─── Task inputs ───
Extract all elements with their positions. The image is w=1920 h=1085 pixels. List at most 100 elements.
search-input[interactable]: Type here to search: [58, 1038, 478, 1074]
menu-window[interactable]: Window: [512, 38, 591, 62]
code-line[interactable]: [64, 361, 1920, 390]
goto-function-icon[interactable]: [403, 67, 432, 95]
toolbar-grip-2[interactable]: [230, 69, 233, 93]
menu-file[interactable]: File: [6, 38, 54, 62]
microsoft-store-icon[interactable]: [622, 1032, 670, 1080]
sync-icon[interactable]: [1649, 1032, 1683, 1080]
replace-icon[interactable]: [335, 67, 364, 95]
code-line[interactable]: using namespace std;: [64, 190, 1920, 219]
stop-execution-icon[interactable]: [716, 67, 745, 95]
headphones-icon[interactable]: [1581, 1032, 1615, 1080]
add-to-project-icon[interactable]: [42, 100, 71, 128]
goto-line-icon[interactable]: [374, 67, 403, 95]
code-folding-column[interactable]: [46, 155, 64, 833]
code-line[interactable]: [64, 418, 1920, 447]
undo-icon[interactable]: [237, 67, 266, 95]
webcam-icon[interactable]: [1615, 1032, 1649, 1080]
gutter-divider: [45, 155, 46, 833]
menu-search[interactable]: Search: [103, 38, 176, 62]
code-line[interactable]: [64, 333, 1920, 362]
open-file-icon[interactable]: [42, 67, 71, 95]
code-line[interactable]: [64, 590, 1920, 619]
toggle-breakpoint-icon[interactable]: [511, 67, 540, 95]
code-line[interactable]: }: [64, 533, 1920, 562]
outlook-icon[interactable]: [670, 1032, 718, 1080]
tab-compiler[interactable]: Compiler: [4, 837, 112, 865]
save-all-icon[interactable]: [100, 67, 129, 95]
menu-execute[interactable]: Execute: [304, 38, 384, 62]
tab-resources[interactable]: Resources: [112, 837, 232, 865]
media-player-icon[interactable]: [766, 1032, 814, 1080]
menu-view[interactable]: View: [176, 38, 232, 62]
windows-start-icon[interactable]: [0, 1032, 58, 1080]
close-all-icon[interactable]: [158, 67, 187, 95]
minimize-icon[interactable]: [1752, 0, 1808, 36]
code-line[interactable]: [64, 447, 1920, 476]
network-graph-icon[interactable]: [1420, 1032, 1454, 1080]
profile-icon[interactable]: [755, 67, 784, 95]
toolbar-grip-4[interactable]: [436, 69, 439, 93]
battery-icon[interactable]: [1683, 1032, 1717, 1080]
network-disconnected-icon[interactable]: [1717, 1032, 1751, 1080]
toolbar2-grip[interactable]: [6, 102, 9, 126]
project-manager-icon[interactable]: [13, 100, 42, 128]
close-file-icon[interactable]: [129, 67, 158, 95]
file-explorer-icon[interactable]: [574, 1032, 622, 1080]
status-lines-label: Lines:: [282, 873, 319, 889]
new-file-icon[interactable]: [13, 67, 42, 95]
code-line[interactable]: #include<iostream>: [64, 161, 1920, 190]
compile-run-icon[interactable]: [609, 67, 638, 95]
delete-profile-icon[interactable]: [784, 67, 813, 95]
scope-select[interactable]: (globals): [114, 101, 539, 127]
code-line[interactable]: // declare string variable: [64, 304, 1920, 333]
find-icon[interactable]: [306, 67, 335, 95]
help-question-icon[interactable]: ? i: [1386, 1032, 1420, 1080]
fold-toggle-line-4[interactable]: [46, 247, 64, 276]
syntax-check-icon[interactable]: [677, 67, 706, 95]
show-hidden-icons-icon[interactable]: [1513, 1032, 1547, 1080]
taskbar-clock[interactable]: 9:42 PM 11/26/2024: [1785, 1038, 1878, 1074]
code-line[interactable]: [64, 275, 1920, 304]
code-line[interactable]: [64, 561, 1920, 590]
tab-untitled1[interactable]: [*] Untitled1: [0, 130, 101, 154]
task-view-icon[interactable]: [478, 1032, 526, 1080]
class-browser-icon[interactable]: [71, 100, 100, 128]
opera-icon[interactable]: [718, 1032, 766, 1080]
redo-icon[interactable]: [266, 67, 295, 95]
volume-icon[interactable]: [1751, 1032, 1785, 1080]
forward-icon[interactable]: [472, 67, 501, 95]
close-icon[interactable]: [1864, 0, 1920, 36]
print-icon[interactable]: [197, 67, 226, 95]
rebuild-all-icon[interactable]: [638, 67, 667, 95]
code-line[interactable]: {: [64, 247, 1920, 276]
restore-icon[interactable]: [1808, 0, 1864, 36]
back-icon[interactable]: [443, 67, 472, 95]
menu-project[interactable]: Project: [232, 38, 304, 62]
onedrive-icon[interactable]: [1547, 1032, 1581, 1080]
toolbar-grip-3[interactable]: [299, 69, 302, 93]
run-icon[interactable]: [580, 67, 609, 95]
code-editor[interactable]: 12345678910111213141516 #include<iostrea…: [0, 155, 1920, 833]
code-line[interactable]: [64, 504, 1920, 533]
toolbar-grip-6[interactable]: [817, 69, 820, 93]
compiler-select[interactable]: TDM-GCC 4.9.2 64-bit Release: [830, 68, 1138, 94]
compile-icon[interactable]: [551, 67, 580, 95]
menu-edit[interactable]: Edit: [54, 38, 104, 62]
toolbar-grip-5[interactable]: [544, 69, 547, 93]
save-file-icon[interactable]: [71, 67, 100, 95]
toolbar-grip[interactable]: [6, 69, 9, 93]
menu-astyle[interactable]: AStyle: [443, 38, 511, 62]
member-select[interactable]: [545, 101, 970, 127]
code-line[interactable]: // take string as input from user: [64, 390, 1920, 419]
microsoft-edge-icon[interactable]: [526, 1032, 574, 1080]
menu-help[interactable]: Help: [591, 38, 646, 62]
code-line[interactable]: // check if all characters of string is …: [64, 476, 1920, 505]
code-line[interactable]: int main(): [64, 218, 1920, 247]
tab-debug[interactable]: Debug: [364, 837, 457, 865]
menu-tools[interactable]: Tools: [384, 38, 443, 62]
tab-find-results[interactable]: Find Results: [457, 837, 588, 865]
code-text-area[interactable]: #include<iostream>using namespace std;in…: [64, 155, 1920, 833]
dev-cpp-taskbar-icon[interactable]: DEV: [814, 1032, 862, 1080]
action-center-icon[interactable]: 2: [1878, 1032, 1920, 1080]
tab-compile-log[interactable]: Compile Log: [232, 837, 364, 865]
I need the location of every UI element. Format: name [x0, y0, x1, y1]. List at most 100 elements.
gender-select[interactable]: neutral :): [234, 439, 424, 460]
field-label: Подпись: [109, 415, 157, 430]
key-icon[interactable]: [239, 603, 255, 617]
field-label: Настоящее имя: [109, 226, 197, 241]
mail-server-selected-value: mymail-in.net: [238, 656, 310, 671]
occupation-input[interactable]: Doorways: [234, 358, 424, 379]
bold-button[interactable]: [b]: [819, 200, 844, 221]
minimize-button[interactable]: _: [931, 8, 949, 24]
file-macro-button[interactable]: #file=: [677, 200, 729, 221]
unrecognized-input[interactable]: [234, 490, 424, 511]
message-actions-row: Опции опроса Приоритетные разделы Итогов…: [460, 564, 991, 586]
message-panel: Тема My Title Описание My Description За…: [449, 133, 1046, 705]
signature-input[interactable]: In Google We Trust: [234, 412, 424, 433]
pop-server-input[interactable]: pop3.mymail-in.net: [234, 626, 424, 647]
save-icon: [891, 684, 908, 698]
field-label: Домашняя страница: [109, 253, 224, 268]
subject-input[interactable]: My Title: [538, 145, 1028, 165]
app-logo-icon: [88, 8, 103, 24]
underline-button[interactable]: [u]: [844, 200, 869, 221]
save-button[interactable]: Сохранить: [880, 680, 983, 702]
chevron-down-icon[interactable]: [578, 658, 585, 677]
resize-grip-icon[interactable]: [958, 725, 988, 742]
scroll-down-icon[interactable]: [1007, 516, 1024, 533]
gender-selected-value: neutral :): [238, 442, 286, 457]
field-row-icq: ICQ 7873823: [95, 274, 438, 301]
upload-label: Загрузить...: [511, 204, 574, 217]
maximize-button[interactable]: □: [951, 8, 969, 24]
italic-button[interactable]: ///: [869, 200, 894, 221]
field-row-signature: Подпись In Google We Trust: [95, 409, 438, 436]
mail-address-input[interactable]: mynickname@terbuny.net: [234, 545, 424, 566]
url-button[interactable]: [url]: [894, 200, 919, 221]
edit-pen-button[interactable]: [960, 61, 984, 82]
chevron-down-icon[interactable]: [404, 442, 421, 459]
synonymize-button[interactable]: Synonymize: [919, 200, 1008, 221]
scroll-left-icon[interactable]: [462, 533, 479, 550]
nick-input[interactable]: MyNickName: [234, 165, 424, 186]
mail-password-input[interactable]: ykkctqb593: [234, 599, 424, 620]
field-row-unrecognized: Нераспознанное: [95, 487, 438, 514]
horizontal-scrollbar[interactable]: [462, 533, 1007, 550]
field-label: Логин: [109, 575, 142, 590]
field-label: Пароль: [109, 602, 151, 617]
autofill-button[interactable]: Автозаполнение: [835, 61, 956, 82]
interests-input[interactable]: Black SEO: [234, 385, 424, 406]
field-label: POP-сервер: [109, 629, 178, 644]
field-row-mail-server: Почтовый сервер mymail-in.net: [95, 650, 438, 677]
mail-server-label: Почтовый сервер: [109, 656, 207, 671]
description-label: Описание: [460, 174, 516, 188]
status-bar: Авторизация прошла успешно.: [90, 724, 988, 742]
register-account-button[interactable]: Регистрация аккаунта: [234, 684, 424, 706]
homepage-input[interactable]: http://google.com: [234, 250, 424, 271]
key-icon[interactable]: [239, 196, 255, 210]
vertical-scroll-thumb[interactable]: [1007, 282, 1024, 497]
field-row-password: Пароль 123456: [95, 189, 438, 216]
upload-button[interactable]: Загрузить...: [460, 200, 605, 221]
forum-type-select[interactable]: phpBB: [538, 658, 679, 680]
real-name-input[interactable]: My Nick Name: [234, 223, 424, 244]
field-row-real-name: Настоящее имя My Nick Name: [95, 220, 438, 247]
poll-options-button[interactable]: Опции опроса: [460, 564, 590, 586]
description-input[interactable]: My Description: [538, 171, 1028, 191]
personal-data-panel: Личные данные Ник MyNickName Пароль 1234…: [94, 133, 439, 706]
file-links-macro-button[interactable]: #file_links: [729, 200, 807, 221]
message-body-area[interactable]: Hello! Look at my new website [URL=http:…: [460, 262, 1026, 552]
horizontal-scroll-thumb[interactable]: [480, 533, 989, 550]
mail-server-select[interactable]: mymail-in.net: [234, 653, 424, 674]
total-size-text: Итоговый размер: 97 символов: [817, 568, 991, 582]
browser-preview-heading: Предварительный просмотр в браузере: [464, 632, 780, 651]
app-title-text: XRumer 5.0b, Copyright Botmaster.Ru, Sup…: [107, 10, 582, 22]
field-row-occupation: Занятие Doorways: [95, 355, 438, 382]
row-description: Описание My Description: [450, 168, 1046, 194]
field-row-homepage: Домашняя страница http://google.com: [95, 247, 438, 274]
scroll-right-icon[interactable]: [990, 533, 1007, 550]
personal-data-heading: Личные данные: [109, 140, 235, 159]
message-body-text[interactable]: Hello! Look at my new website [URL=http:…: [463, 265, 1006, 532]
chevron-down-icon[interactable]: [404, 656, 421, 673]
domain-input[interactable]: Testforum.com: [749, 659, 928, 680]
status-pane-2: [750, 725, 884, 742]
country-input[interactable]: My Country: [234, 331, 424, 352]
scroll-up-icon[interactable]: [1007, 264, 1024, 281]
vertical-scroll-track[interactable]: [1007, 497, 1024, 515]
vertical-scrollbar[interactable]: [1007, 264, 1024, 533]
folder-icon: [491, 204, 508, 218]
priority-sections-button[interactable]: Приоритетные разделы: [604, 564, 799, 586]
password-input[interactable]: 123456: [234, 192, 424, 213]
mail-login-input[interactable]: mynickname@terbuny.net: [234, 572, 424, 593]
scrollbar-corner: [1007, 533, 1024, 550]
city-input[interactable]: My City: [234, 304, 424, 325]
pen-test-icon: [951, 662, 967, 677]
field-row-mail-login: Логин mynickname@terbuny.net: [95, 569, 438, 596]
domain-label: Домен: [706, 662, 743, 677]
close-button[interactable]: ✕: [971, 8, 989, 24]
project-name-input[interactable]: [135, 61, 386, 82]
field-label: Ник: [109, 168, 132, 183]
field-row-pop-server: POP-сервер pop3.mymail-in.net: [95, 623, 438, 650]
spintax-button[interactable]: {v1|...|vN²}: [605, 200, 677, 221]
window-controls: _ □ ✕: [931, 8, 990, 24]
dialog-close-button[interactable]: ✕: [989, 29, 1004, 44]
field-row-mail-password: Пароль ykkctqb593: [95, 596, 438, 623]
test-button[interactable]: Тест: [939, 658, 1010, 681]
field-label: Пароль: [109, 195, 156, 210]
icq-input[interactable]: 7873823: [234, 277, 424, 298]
───
Stated problem → Output the material from its first line through the line that contains "project-manager-icon[interactable]: [13, 100, 42, 128]", with both ends included, and reproduce every line exactly as it appears.

Task result →
Extract all elements with their positions. The image is w=1920 h=1085 pixels. List at most 100 elements.
search-input[interactable]: Type here to search: [58, 1038, 478, 1074]
menu-window[interactable]: Window: [512, 38, 591, 62]
code-line[interactable]: [64, 361, 1920, 390]
goto-function-icon[interactable]: [403, 67, 432, 95]
toolbar-grip-2[interactable]: [230, 69, 233, 93]
menu-file[interactable]: File: [6, 38, 54, 62]
microsoft-store-icon[interactable]: [622, 1032, 670, 1080]
sync-icon[interactable]: [1649, 1032, 1683, 1080]
replace-icon[interactable]: [335, 67, 364, 95]
code-line[interactable]: using namespace std;: [64, 190, 1920, 219]
stop-execution-icon[interactable]: [716, 67, 745, 95]
headphones-icon[interactable]: [1581, 1032, 1615, 1080]
add-to-project-icon[interactable]: [42, 100, 71, 128]
goto-line-icon[interactable]: [374, 67, 403, 95]
code-folding-column[interactable]: [46, 155, 64, 833]
code-line[interactable]: [64, 418, 1920, 447]
undo-icon[interactable]: [237, 67, 266, 95]
webcam-icon[interactable]: [1615, 1032, 1649, 1080]
gutter-divider: [45, 155, 46, 833]
menu-search[interactable]: Search: [103, 38, 176, 62]
code-line[interactable]: [64, 333, 1920, 362]
open-file-icon[interactable]: [42, 67, 71, 95]
code-line[interactable]: [64, 590, 1920, 619]
toggle-breakpoint-icon[interactable]: [511, 67, 540, 95]
code-line[interactable]: }: [64, 533, 1920, 562]
outlook-icon[interactable]: [670, 1032, 718, 1080]
tab-compiler[interactable]: Compiler: [4, 837, 112, 865]
save-all-icon[interactable]: [100, 67, 129, 95]
menu-execute[interactable]: Execute: [304, 38, 384, 62]
tab-resources[interactable]: Resources: [112, 837, 232, 865]
media-player-icon[interactable]: [766, 1032, 814, 1080]
menu-view[interactable]: View: [176, 38, 232, 62]
windows-start-icon[interactable]: [0, 1032, 58, 1080]
close-all-icon[interactable]: [158, 67, 187, 95]
minimize-icon[interactable]: [1752, 0, 1808, 36]
code-line[interactable]: [64, 447, 1920, 476]
network-graph-icon[interactable]: [1420, 1032, 1454, 1080]
profile-icon[interactable]: [755, 67, 784, 95]
toolbar-grip-4[interactable]: [436, 69, 439, 93]
battery-icon[interactable]: [1683, 1032, 1717, 1080]
network-disconnected-icon[interactable]: [1717, 1032, 1751, 1080]
toolbar2-grip[interactable]: [6, 102, 9, 126]
project-manager-icon[interactable]: [13, 100, 42, 128]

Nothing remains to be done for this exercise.